> **Problem description**: Write out the material exactly. Do not include the pictures.

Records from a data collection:
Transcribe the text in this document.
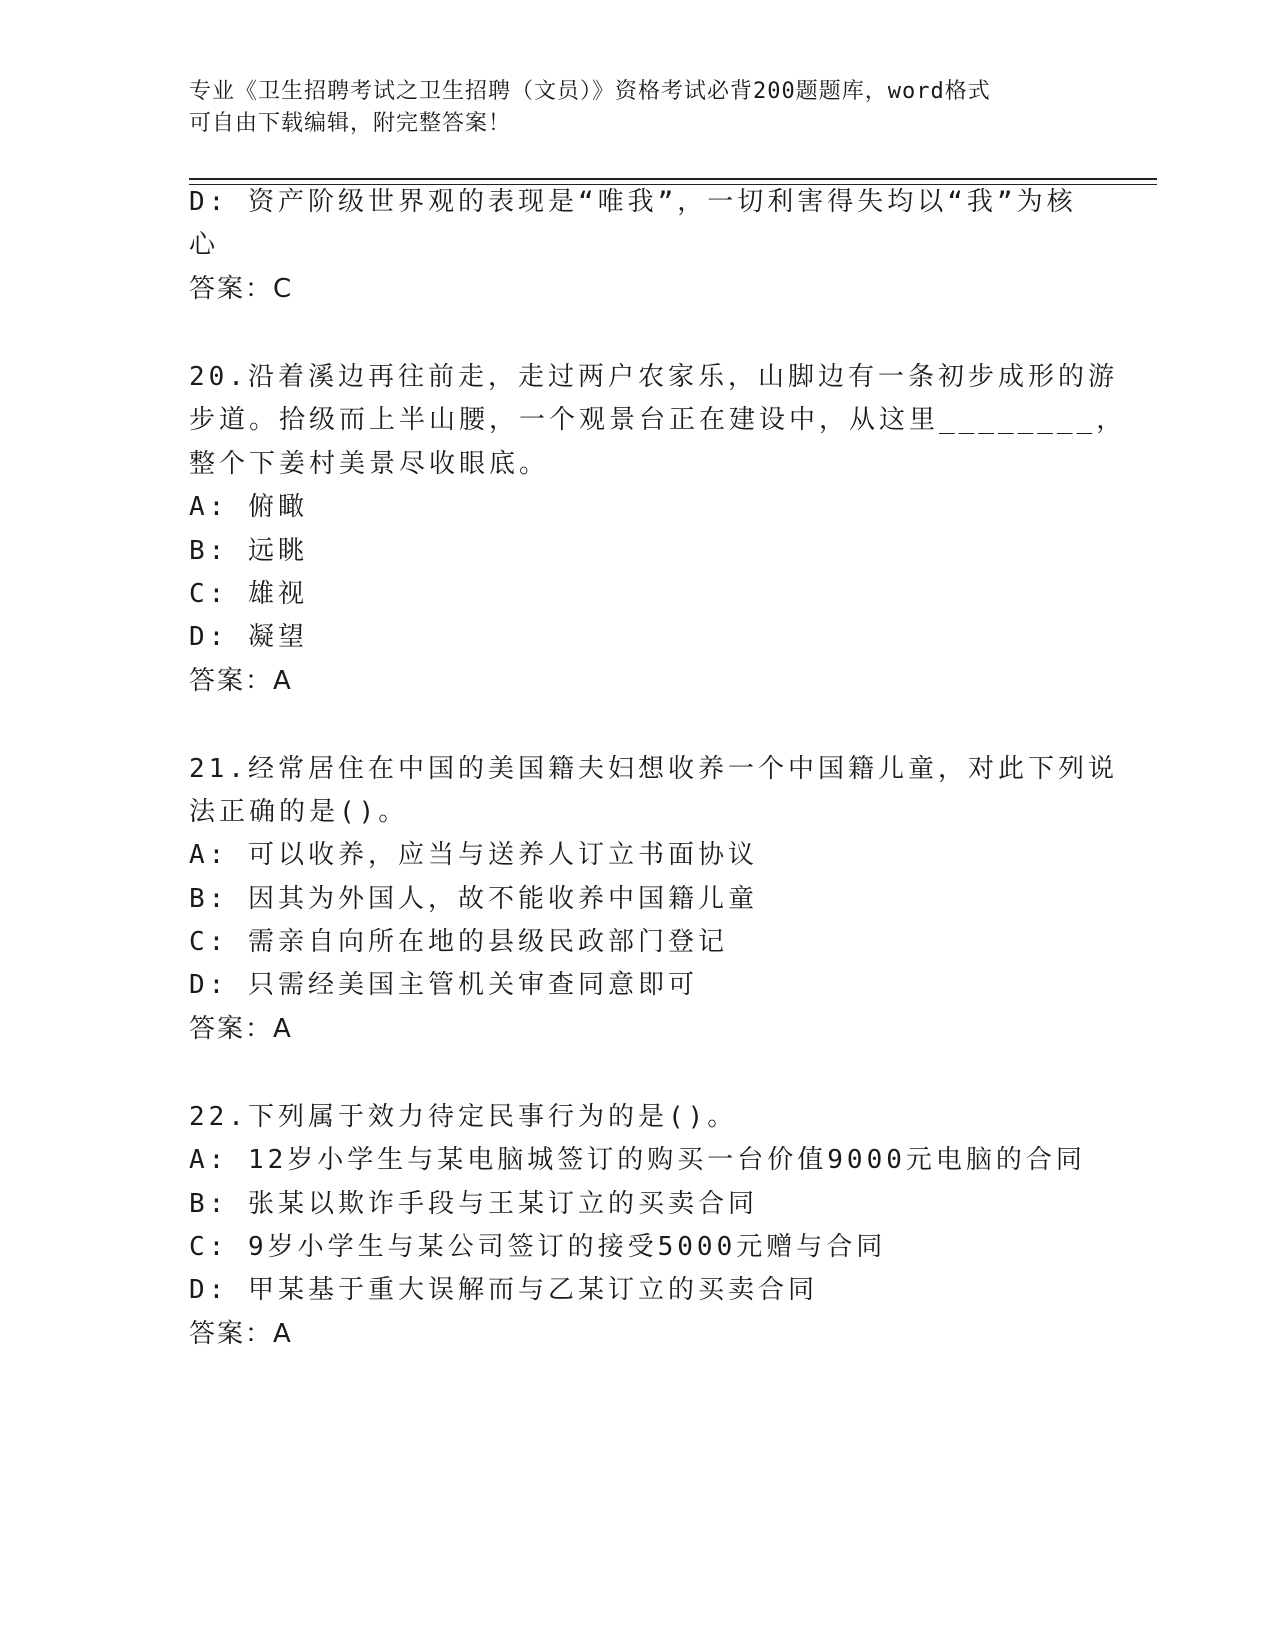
专业《卫生招聘考试之卫生招聘（文员）》资格考试必背200题题库，word格式
可自由下载编辑，附完整答案！
D: 资产阶级世界观的表现是“唯我”，一切利害得失均以“我”为核
心
答案：C
20.沿着溪边再往前走，走过两户农家乐，山脚边有一条初步成形的游
步道。拾级而上半山腰，一个观景台正在建设中，从这里________，
整个下姜村美景尽收眼底。
A: 俯瞰
B: 远眺
C: 雄视
D: 凝望
答案：A
21.经常居住在中国的美国籍夫妇想收养一个中国籍儿童，对此下列说
法正确的是()。
A: 可以收养，应当与送养人订立书面协议
B: 因其为外国人，故不能收养中国籍儿童
C: 需亲自向所在地的县级民政部门登记
D: 只需经美国主管机关审查同意即可
答案：A
22.下列属于效力待定民事行为的是()。
A: 12岁小学生与某电脑城签订的购买一台价值9000元电脑的合同
B: 张某以欺诈手段与王某订立的买卖合同
C: 9岁小学生与某公司签订的接受5000元赠与合同
D: 甲某基于重大误解而与乙某订立的买卖合同
答案：A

> **Response to the exercise**:
Transcribe the text in this document.
专业《卫生招聘考试之卫生招聘（文员）》资格考试必背200题题库，word格式
可自由下载编辑，附完整答案！
D: 资产阶级世界观的表现是“唯我”，一切利害得失均以“我”为核
心
答案：C
20.沿着溪边再往前走，走过两户农家乐，山脚边有一条初步成形的游
步道。拾级而上半山腰，一个观景台正在建设中，从这里________，
整个下姜村美景尽收眼底。
A: 俯瞰
B: 远眺
C: 雄视
D: 凝望
答案：A
21.经常居住在中国的美国籍夫妇想收养一个中国籍儿童，对此下列说
法正确的是()。
A: 可以收养，应当与送养人订立书面协议
B: 因其为外国人，故不能收养中国籍儿童
C: 需亲自向所在地的县级民政部门登记
D: 只需经美国主管机关审查同意即可
答案：A
22.下列属于效力待定民事行为的是()。
A: 12岁小学生与某电脑城签订的购买一台价值9000元电脑的合同
B: 张某以欺诈手段与王某订立的买卖合同
C: 9岁小学生与某公司签订的接受5000元赠与合同
D: 甲某基于重大误解而与乙某订立的买卖合同
答案：A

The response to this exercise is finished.